--- START Data for the task ---

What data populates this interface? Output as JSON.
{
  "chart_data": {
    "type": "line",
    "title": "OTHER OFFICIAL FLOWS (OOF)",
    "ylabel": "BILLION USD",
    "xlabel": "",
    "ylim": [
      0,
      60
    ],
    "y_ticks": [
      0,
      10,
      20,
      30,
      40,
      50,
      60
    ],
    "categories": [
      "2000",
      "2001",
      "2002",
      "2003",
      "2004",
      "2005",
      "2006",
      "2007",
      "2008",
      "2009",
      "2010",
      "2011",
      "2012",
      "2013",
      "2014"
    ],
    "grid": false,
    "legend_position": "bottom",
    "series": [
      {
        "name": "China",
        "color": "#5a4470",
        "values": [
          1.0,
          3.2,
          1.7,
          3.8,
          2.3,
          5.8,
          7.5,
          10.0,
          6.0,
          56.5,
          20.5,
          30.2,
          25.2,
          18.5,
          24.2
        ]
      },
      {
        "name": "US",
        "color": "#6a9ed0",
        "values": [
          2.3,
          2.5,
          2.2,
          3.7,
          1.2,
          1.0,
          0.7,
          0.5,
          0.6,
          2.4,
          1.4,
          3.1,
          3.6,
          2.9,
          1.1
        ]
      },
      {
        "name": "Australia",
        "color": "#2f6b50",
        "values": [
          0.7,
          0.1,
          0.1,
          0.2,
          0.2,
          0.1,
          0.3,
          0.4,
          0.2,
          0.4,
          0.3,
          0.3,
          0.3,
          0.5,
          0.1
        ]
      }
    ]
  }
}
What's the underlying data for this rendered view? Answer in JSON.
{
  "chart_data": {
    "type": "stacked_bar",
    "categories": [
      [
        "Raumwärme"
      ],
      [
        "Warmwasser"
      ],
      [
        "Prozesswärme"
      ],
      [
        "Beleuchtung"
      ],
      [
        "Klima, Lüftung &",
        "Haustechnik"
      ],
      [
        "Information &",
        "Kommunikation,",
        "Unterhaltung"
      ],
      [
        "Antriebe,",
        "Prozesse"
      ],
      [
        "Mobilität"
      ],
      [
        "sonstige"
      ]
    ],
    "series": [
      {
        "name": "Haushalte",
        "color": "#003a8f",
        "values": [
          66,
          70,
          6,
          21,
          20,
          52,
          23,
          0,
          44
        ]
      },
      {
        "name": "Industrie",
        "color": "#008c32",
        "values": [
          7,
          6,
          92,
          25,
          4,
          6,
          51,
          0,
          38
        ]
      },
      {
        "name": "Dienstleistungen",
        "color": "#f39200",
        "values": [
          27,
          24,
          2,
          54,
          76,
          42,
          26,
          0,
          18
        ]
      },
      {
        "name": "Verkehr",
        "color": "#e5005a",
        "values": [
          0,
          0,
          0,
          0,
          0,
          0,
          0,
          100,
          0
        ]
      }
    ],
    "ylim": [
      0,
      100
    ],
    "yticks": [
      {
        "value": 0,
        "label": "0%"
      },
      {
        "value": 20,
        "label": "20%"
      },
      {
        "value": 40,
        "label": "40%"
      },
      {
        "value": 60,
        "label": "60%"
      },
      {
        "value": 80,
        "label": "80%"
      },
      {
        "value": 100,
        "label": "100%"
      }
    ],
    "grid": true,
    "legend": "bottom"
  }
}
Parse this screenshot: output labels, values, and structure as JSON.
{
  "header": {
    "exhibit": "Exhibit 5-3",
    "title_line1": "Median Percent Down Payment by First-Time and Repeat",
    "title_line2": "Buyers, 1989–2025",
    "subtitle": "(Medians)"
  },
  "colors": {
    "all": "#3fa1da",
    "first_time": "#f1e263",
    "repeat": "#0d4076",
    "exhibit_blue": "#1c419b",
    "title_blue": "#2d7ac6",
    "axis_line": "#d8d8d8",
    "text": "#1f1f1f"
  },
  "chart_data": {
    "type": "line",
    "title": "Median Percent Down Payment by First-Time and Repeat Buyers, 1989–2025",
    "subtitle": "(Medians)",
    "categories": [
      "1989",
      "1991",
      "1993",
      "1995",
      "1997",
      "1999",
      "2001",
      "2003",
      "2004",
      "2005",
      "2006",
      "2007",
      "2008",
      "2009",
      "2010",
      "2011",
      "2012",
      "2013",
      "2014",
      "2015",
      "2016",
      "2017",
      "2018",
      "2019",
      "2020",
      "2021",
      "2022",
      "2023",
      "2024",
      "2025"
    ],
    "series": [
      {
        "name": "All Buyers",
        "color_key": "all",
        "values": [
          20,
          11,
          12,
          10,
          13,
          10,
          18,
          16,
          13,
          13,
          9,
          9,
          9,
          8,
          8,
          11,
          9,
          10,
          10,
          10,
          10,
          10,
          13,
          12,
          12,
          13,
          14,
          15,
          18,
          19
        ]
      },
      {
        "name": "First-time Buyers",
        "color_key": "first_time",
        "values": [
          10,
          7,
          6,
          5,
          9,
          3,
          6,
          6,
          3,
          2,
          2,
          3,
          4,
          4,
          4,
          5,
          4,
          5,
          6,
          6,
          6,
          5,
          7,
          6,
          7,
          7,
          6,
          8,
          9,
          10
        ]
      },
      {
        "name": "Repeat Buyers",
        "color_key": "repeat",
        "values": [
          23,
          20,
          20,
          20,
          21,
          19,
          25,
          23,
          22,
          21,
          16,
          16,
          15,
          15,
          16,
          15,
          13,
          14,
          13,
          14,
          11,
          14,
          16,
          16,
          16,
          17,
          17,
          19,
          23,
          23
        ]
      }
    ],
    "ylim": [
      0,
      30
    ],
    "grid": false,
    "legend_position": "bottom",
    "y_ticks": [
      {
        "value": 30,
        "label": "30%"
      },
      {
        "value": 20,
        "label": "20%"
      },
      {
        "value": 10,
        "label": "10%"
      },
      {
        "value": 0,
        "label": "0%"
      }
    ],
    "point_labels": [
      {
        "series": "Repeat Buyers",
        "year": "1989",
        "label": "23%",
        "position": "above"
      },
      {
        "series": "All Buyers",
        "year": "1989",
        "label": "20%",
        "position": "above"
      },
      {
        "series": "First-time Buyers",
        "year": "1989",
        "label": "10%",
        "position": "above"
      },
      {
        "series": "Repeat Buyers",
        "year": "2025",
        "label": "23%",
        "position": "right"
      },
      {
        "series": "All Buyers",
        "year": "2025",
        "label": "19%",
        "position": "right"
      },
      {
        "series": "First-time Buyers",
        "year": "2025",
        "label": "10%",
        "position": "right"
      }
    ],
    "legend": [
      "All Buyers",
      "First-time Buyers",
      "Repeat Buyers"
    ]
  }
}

--- END Data for the task ---

Written exercise -
Return every line containing "this".

Answer in full -
What data populates this interface? Output as JSON.
What's the underlying data for this rendered view? Answer in JSON.
Parse this screenshot: output labels, values, and structure as JSON.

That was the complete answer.